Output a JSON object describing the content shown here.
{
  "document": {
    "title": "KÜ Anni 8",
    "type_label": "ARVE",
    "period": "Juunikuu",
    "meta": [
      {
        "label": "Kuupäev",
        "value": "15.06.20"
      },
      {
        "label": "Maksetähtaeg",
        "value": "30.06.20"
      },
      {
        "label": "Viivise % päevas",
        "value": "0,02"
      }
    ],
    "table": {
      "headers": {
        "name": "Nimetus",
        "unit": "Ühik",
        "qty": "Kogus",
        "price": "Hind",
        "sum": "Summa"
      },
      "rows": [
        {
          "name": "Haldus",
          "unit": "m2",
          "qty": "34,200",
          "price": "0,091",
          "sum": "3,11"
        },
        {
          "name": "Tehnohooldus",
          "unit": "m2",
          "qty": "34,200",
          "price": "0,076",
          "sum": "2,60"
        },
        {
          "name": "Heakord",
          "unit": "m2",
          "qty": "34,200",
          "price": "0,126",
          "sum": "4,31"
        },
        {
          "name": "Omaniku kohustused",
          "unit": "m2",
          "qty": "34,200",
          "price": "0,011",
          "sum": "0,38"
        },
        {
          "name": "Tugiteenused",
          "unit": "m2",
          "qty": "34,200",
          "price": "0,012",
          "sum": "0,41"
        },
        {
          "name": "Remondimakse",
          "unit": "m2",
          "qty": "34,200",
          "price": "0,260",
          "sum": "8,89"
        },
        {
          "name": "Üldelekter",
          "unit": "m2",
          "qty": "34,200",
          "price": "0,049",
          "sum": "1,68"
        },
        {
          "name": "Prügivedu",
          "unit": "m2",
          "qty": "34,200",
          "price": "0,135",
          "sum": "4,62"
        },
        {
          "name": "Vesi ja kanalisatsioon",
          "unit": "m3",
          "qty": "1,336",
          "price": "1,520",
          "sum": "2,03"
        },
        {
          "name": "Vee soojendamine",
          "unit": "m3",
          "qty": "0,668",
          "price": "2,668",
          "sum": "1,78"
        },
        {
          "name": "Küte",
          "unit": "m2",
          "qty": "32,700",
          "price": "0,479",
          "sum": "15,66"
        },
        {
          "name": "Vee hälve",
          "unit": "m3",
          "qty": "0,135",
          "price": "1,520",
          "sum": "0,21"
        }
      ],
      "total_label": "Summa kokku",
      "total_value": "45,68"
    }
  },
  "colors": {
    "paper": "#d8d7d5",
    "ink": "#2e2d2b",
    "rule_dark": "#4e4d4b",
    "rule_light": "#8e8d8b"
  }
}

• • • • •

** WORK INSTRUCTIONS **
Give an exact copy of all the data shown above.

** RESULT FOR THIS TASK **
Output a JSON object describing the content shown here.
{
  "document": {
    "title": "KÜ Anni 8",
    "type_label": "ARVE",
    "period": "Juunikuu",
    "meta": [
      {
        "label": "Kuupäev",
        "value": "15.06.20"
      },
      {
        "label": "Maksetähtaeg",
        "value": "30.06.20"
      },
      {
        "label": "Viivise % päevas",
        "value": "0,02"
      }
    ],
    "table": {
      "headers": {
        "name": "Nimetus",
        "unit": "Ühik",
        "qty": "Kogus",
        "price": "Hind",
        "sum": "Summa"
      },
      "rows": [
        {
          "name": "Haldus",
          "unit": "m2",
          "qty": "34,200",
          "price": "0,091",
          "sum": "3,11"
        },
        {
          "name": "Tehnohooldus",
          "unit": "m2",
          "qty": "34,200",
          "price": "0,076",
          "sum": "2,60"
        },
        {
          "name": "Heakord",
          "unit": "m2",
          "qty": "34,200",
          "price": "0,126",
          "sum": "4,31"
        },
        {
          "name": "Omaniku kohustused",
          "unit": "m2",
          "qty": "34,200",
          "price": "0,011",
          "sum": "0,38"
        },
        {
          "name": "Tugiteenused",
          "unit": "m2",
          "qty": "34,200",
          "price": "0,012",
          "sum": "0,41"
        },
        {
          "name": "Remondimakse",
          "unit": "m2",
          "qty": "34,200",
          "price": "0,260",
          "sum": "8,89"
        },
        {
          "name": "Üldelekter",
          "unit": "m2",
          "qty": "34,200",
          "price": "0,049",
          "sum": "1,68"
        },
        {
          "name": "Prügivedu",
          "unit": "m2",
          "qty": "34,200",
          "price": "0,135",
          "sum": "4,62"
        },
        {
          "name": "Vesi ja kanalisatsioon",
          "unit": "m3",
          "qty": "1,336",
          "price": "1,520",
          "sum": "2,03"
        },
        {
          "name": "Vee soojendamine",
          "unit": "m3",
          "qty": "0,668",
          "price": "2,668",
          "sum": "1,78"
        },
        {
          "name": "Küte",
          "unit": "m2",
          "qty": "32,700",
          "price": "0,479",
          "sum": "15,66"
        },
        {
          "name": "Vee hälve",
          "unit": "m3",
          "qty": "0,135",
          "price": "1,520",
          "sum": "0,21"
        }
      ],
      "total_label": "Summa kokku",
      "total_value": "45,68"
    }
  },
  "colors": {
    "paper": "#d8d7d5",
    "ink": "#2e2d2b",
    "rule_dark": "#4e4d4b",
    "rule_light": "#8e8d8b"
  }
}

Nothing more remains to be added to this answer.